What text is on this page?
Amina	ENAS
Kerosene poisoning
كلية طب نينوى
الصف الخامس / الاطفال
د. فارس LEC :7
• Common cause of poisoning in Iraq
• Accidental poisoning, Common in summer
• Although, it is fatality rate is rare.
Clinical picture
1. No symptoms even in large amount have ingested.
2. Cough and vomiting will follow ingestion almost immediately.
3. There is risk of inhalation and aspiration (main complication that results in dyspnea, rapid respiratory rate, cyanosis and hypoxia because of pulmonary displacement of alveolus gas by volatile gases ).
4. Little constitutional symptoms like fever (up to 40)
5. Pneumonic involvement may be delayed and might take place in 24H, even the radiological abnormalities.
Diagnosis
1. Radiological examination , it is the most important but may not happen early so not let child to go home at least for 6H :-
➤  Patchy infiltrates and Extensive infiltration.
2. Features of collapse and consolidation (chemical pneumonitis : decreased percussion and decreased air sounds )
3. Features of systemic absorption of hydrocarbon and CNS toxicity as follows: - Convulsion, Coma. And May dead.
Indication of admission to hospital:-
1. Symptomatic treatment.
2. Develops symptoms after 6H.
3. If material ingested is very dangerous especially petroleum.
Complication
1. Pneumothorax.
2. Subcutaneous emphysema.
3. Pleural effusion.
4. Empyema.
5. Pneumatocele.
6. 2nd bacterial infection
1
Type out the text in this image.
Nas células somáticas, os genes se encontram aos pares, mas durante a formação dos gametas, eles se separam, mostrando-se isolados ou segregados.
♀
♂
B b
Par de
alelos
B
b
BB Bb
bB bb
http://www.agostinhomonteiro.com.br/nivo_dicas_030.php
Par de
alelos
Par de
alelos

= = = = = = =

All lines from the one with "Type out the text in this image." to the end of the records must be set down exactly. Skip every line before it.

Type out the text in this image.
Nas células somáticas, os genes se encontram aos pares, mas durante a formação dos gametas, eles se separam, mostrando-se isolados ou segregados.
♀
♂
B b
Par de
alelos
B
b
BB Bb
bB bb
http://www.agostinhomonteiro.com.br/nivo_dicas_030.php
Par de
alelos
Par de
alelos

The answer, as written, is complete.